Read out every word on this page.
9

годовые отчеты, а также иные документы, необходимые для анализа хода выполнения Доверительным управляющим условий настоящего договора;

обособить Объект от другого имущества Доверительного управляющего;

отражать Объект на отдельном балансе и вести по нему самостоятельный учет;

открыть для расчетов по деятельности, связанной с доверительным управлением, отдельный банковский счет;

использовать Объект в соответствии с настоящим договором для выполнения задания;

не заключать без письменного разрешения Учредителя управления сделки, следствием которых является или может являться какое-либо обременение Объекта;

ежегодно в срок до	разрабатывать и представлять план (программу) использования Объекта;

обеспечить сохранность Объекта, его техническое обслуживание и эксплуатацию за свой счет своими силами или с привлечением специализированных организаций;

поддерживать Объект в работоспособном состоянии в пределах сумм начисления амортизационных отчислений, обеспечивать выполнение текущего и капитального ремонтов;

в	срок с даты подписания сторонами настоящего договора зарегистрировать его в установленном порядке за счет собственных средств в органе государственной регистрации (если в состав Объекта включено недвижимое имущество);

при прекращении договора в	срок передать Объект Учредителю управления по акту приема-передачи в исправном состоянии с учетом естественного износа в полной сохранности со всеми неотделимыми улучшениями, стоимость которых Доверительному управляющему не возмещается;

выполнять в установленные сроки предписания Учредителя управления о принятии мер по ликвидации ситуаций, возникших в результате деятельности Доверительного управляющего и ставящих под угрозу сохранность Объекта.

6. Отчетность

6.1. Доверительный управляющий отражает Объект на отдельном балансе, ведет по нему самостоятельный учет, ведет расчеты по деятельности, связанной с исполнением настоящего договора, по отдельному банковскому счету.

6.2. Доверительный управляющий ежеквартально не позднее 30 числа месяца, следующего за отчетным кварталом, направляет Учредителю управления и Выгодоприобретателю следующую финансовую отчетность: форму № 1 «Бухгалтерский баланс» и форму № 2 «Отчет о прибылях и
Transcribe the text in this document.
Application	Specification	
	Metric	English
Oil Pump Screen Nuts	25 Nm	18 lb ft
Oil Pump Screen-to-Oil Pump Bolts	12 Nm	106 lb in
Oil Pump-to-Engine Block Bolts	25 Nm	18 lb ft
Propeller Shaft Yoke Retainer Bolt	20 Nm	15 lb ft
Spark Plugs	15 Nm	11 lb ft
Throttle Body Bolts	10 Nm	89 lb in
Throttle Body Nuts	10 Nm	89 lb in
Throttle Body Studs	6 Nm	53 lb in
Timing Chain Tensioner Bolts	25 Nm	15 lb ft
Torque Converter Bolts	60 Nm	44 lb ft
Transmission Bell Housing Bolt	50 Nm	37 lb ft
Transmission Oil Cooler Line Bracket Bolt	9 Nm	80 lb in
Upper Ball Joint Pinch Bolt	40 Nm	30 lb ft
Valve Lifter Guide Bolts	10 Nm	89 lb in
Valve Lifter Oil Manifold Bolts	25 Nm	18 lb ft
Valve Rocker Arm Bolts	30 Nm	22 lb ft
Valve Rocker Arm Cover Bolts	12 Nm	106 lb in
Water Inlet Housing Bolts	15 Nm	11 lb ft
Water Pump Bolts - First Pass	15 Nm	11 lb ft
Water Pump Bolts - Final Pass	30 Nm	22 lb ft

^^^^^^^^^^^^^^^^

### OBJECTIVE
Output the listing above without altering a single character.

### COMPLETE ANSWER
Read out every word on this page.
9

годовые отчеты, а также иные документы, необходимые для анализа хода выполнения Доверительным управляющим условий настоящего договора;

обособить Объект от другого имущества Доверительного управляющего;

отражать Объект на отдельном балансе и вести по нему самостоятельный учет;

открыть для расчетов по деятельности, связанной с доверительным управлением, отдельный банковский счет;

использовать Объект в соответствии с настоящим договором для выполнения задания;

не заключать без письменного разрешения Учредителя управления сделки, следствием которых является или может являться какое-либо обременение Объекта;

ежегодно в срок до	разрабатывать и представлять план (программу) использования Объекта;

обеспечить сохранность Объекта, его техническое обслуживание и эксплуатацию за свой счет своими силами или с привлечением специализированных организаций;

поддерживать Объект в работоспособном состоянии в пределах сумм начисления амортизационных отчислений, обеспечивать выполнение текущего и капитального ремонтов;

в	срок с даты подписания сторонами настоящего договора зарегистрировать его в установленном порядке за счет собственных средств в органе государственной регистрации (если в состав Объекта включено недвижимое имущество);

при прекращении договора в	срок передать Объект Учредителю управления по акту приема-передачи в исправном состоянии с учетом естественного износа в полной сохранности со всеми неотделимыми улучшениями, стоимость которых Доверительному управляющему не возмещается;

выполнять в установленные сроки предписания Учредителя управления о принятии мер по ликвидации ситуаций, возникших в результате деятельности Доверительного управляющего и ставящих под угрозу сохранность Объекта.

6. Отчетность

6.1. Доверительный управляющий отражает Объект на отдельном балансе, ведет по нему самостоятельный учет, ведет расчеты по деятельности, связанной с исполнением настоящего договора, по отдельному банковскому счету.

6.2. Доверительный управляющий ежеквартально не позднее 30 числа месяца, следующего за отчетным кварталом, направляет Учредителю управления и Выгодоприобретателю следующую финансовую отчетность: форму № 1 «Бухгалтерский баланс» и форму № 2 «Отчет о прибылях и
Transcribe the text in this document.
Application	Specification	
	Metric	English
Oil Pump Screen Nuts	25 Nm	18 lb ft
Oil Pump Screen-to-Oil Pump Bolts	12 Nm	106 lb in
Oil Pump-to-Engine Block Bolts	25 Nm	18 lb ft
Propeller Shaft Yoke Retainer Bolt	20 Nm	15 lb ft
Spark Plugs	15 Nm	11 lb ft
Throttle Body Bolts	10 Nm	89 lb in
Throttle Body Nuts	10 Nm	89 lb in
Throttle Body Studs	6 Nm	53 lb in
Timing Chain Tensioner Bolts	25 Nm	15 lb ft
Torque Converter Bolts	60 Nm	44 lb ft
Transmission Bell Housing Bolt	50 Nm	37 lb ft
Transmission Oil Cooler Line Bracket Bolt	9 Nm	80 lb in
Upper Ball Joint Pinch Bolt	40 Nm	30 lb ft
Valve Lifter Guide Bolts	10 Nm	89 lb in
Valve Lifter Oil Manifold Bolts	25 Nm	18 lb ft
Valve Rocker Arm Bolts	30 Nm	22 lb ft
Valve Rocker Arm Cover Bolts	12 Nm	106 lb in
Water Inlet Housing Bolts	15 Nm	11 lb ft
Water Pump Bolts - First Pass	15 Nm	11 lb ft
Water Pump Bolts - Final Pass	30 Nm	22 lb ft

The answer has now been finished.